INPUT MATERIAL:
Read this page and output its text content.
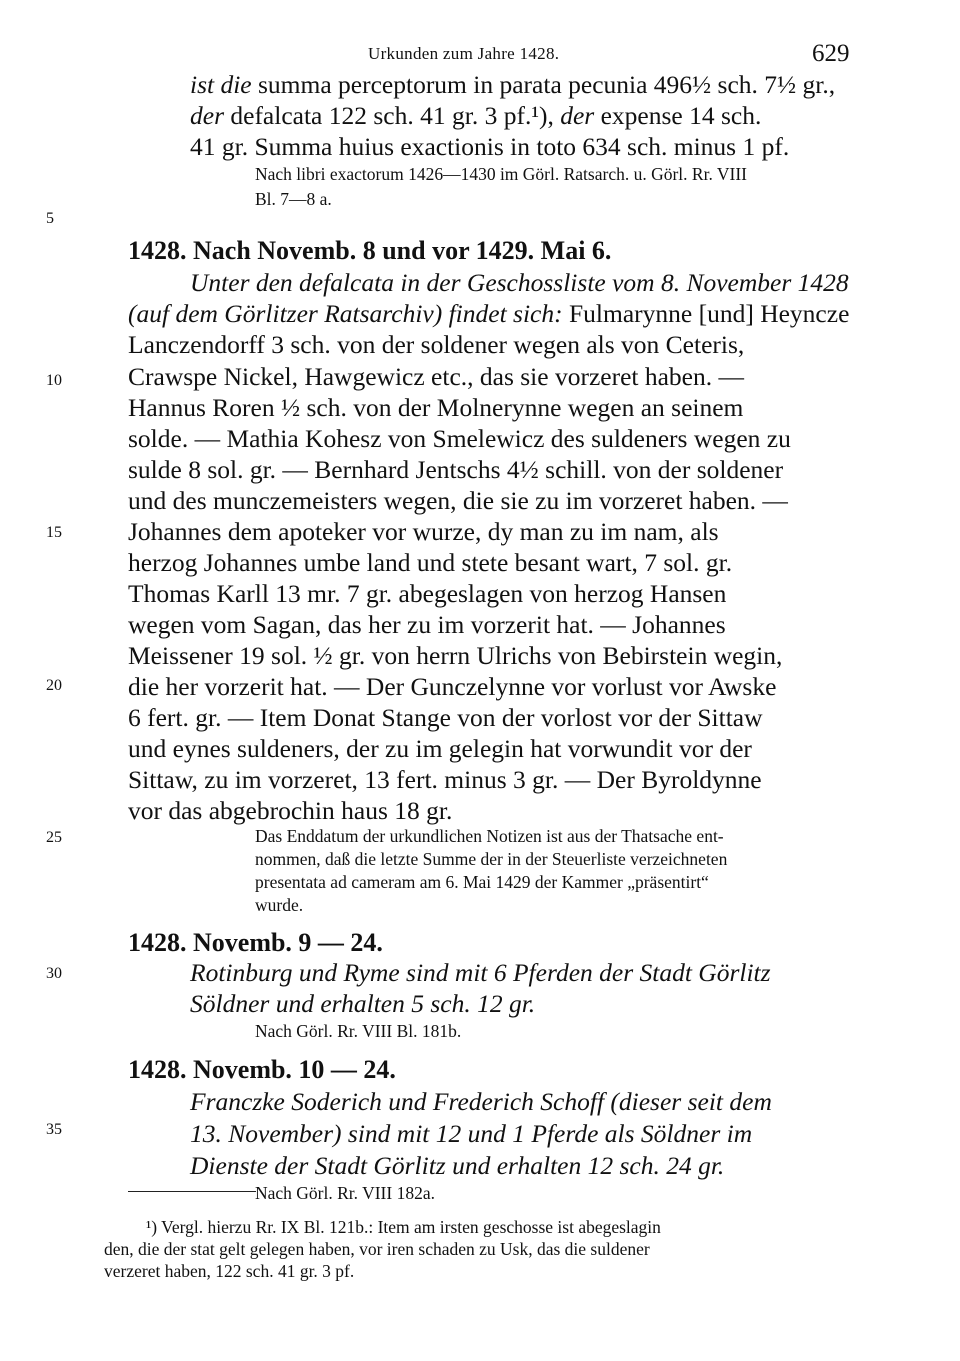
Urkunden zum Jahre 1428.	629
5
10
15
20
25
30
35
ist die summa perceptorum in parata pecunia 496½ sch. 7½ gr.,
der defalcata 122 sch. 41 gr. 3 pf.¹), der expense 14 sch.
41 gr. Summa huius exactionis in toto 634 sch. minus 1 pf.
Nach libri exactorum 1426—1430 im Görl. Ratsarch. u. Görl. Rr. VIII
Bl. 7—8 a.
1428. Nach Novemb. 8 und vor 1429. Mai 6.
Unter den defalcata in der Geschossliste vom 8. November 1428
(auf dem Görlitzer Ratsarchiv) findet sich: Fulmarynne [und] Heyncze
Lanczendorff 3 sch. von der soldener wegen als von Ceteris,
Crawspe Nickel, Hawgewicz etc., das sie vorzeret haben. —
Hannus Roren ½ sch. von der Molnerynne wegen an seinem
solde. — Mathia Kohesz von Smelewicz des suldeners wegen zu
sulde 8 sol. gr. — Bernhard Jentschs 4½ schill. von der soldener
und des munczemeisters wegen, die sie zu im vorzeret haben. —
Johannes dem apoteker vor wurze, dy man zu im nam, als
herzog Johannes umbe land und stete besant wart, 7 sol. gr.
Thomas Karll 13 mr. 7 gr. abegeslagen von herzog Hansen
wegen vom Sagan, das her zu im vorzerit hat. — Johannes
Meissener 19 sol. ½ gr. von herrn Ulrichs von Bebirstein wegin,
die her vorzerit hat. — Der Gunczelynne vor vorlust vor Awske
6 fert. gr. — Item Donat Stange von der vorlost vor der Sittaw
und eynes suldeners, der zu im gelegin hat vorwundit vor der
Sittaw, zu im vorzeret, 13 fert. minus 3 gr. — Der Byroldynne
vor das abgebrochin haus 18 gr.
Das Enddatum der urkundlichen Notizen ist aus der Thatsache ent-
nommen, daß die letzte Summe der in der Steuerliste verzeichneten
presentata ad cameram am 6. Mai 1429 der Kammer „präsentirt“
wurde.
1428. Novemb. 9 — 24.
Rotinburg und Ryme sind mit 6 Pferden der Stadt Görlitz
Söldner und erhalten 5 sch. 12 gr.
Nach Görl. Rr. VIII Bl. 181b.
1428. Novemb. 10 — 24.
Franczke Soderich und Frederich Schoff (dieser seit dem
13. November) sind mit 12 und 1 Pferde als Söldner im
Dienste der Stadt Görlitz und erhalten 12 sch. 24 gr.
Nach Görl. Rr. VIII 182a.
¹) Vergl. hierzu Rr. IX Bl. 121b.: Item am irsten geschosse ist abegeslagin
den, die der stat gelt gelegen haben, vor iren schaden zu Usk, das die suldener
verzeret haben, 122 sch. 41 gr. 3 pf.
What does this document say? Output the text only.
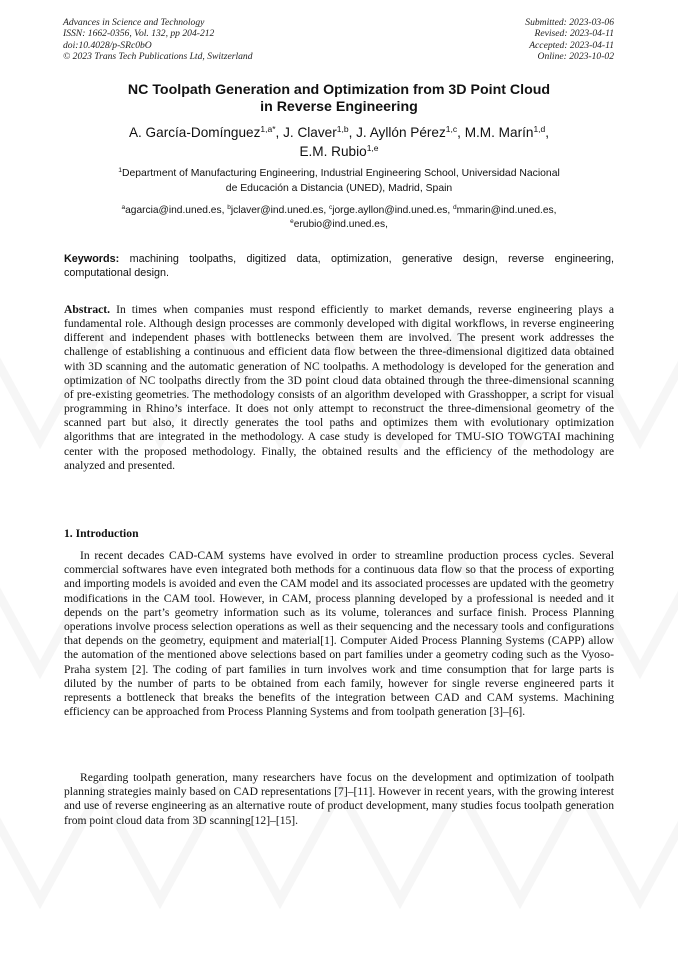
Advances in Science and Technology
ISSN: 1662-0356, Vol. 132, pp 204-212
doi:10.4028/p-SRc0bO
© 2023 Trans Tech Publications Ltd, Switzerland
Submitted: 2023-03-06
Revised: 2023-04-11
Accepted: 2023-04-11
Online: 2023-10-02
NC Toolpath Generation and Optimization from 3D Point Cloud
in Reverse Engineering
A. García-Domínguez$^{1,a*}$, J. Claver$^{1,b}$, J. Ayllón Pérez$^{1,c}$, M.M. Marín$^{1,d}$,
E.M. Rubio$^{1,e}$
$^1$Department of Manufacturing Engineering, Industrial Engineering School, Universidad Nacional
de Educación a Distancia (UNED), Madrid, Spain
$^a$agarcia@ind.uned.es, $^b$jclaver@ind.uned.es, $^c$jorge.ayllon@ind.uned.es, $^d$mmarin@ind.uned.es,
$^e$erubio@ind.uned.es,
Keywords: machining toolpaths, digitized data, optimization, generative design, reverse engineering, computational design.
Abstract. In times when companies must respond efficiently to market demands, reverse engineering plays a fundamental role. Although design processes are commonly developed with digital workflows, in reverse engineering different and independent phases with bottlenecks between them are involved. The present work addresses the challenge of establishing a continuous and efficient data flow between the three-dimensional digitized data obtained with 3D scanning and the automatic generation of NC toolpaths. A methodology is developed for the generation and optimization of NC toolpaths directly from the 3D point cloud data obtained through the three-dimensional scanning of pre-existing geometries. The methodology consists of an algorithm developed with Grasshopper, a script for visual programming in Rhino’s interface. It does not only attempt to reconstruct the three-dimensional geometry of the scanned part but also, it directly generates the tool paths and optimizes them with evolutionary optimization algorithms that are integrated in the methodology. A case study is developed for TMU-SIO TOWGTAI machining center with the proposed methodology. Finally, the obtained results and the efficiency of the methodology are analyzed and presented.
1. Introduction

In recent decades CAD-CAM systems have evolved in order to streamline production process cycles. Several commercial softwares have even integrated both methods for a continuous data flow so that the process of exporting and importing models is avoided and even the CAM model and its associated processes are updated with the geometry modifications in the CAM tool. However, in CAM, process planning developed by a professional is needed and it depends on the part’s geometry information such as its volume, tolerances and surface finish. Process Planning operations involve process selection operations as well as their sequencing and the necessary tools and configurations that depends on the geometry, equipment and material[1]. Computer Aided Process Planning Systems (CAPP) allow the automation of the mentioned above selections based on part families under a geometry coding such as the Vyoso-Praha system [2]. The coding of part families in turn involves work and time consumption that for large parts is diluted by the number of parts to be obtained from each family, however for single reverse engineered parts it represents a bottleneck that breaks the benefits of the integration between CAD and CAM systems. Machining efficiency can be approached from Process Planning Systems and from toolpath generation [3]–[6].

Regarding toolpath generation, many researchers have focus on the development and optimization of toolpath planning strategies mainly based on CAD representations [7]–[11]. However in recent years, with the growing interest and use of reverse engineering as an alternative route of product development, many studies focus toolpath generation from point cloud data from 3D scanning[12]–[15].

PROBLEM TO WORK ON:
Set each line of the records down exactly, leaving every picture out.

SOLVED EXERCISE:
Read this page and output its text content.
Urkunden zum Jahre 1428.	629
5
10
15
20
25
30
35
ist die summa perceptorum in parata pecunia 496½ sch. 7½ gr.,
der defalcata 122 sch. 41 gr. 3 pf.¹), der expense 14 sch.
41 gr. Summa huius exactionis in toto 634 sch. minus 1 pf.
Nach libri exactorum 1426—1430 im Görl. Ratsarch. u. Görl. Rr. VIII
Bl. 7—8 a.
1428. Nach Novemb. 8 und vor 1429. Mai 6.
Unter den defalcata in der Geschossliste vom 8. November 1428
(auf dem Görlitzer Ratsarchiv) findet sich: Fulmarynne [und] Heyncze
Lanczendorff 3 sch. von der soldener wegen als von Ceteris,
Crawspe Nickel, Hawgewicz etc., das sie vorzeret haben. —
Hannus Roren ½ sch. von der Molnerynne wegen an seinem
solde. — Mathia Kohesz von Smelewicz des suldeners wegen zu
sulde 8 sol. gr. — Bernhard Jentschs 4½ schill. von der soldener
und des munczemeisters wegen, die sie zu im vorzeret haben. —
Johannes dem apoteker vor wurze, dy man zu im nam, als
herzog Johannes umbe land und stete besant wart, 7 sol. gr.
Thomas Karll 13 mr. 7 gr. abegeslagen von herzog Hansen
wegen vom Sagan, das her zu im vorzerit hat. — Johannes
Meissener 19 sol. ½ gr. von herrn Ulrichs von Bebirstein wegin,
die her vorzerit hat. — Der Gunczelynne vor vorlust vor Awske
6 fert. gr. — Item Donat Stange von der vorlost vor der Sittaw
und eynes suldeners, der zu im gelegin hat vorwundit vor der
Sittaw, zu im vorzeret, 13 fert. minus 3 gr. — Der Byroldynne
vor das abgebrochin haus 18 gr.
Das Enddatum der urkundlichen Notizen ist aus der Thatsache ent-
nommen, daß die letzte Summe der in der Steuerliste verzeichneten
presentata ad cameram am 6. Mai 1429 der Kammer „präsentirt“
wurde.
1428. Novemb. 9 — 24.
Rotinburg und Ryme sind mit 6 Pferden der Stadt Görlitz
Söldner und erhalten 5 sch. 12 gr.
Nach Görl. Rr. VIII Bl. 181b.
1428. Novemb. 10 — 24.
Franczke Soderich und Frederich Schoff (dieser seit dem
13. November) sind mit 12 und 1 Pferde als Söldner im
Dienste der Stadt Görlitz und erhalten 12 sch. 24 gr.
Nach Görl. Rr. VIII 182a.
¹) Vergl. hierzu Rr. IX Bl. 121b.: Item am irsten geschosse ist abegeslagin
den, die der stat gelt gelegen haben, vor iren schaden zu Usk, das die suldener
verzeret haben, 122 sch. 41 gr. 3 pf.
What does this document say? Output the text only.
Advances in Science and Technology
ISSN: 1662-0356, Vol. 132, pp 204-212
doi:10.4028/p-SRc0bO
© 2023 Trans Tech Publications Ltd, Switzerland
Submitted: 2023-03-06
Revised: 2023-04-11
Accepted: 2023-04-11
Online: 2023-10-02
NC Toolpath Generation and Optimization from 3D Point Cloud
in Reverse Engineering
A. García-Domínguez$^{1,a*}$, J. Claver$^{1,b}$, J. Ayllón Pérez$^{1,c}$, M.M. Marín$^{1,d}$,
E.M. Rubio$^{1,e}$
$^1$Department of Manufacturing Engineering, Industrial Engineering School, Universidad Nacional
de Educación a Distancia (UNED), Madrid, Spain
$^a$agarcia@ind.uned.es, $^b$jclaver@ind.uned.es, $^c$jorge.ayllon@ind.uned.es, $^d$mmarin@ind.uned.es,
$^e$erubio@ind.uned.es,
Keywords: machining toolpaths, digitized data, optimization, generative design, reverse engineering, computational design.
Abstract. In times when companies must respond efficiently to market demands, reverse engineering plays a fundamental role. Although design processes are commonly developed with digital workflows, in reverse engineering different and independent phases with bottlenecks between them are involved. The present work addresses the challenge of establishing a continuous and efficient data flow between the three-dimensional digitized data obtained with 3D scanning and the automatic generation of NC toolpaths. A methodology is developed for the generation and optimization of NC toolpaths directly from the 3D point cloud data obtained through the three-dimensional scanning of pre-existing geometries. The methodology consists of an algorithm developed with Grasshopper, a script for visual programming in Rhino’s interface. It does not only attempt to reconstruct the three-dimensional geometry of the scanned part but also, it directly generates the tool paths and optimizes them with evolutionary optimization algorithms that are integrated in the methodology. A case study is developed for TMU-SIO TOWGTAI machining center with the proposed methodology. Finally, the obtained results and the efficiency of the methodology are analyzed and presented.
1. Introduction

In recent decades CAD-CAM systems have evolved in order to streamline production process cycles. Several commercial softwares have even integrated both methods for a continuous data flow so that the process of exporting and importing models is avoided and even the CAM model and its associated processes are updated with the geometry modifications in the CAM tool. However, in CAM, process planning developed by a professional is needed and it depends on the part’s geometry information such as its volume, tolerances and surface finish. Process Planning operations involve process selection operations as well as their sequencing and the necessary tools and configurations that depends on the geometry, equipment and material[1]. Computer Aided Process Planning Systems (CAPP) allow the automation of the mentioned above selections based on part families under a geometry coding such as the Vyoso-Praha system [2]. The coding of part families in turn involves work and time consumption that for large parts is diluted by the number of parts to be obtained from each family, however for single reverse engineered parts it represents a bottleneck that breaks the benefits of the integration between CAD and CAM systems. Machining efficiency can be approached from Process Planning Systems and from toolpath generation [3]–[6].

Regarding toolpath generation, many researchers have focus on the development and optimization of toolpath planning strategies mainly based on CAD representations [7]–[11]. However in recent years, with the growing interest and use of reverse engineering as an alternative route of product development, many studies focus toolpath generation from point cloud data from 3D scanning[12]–[15].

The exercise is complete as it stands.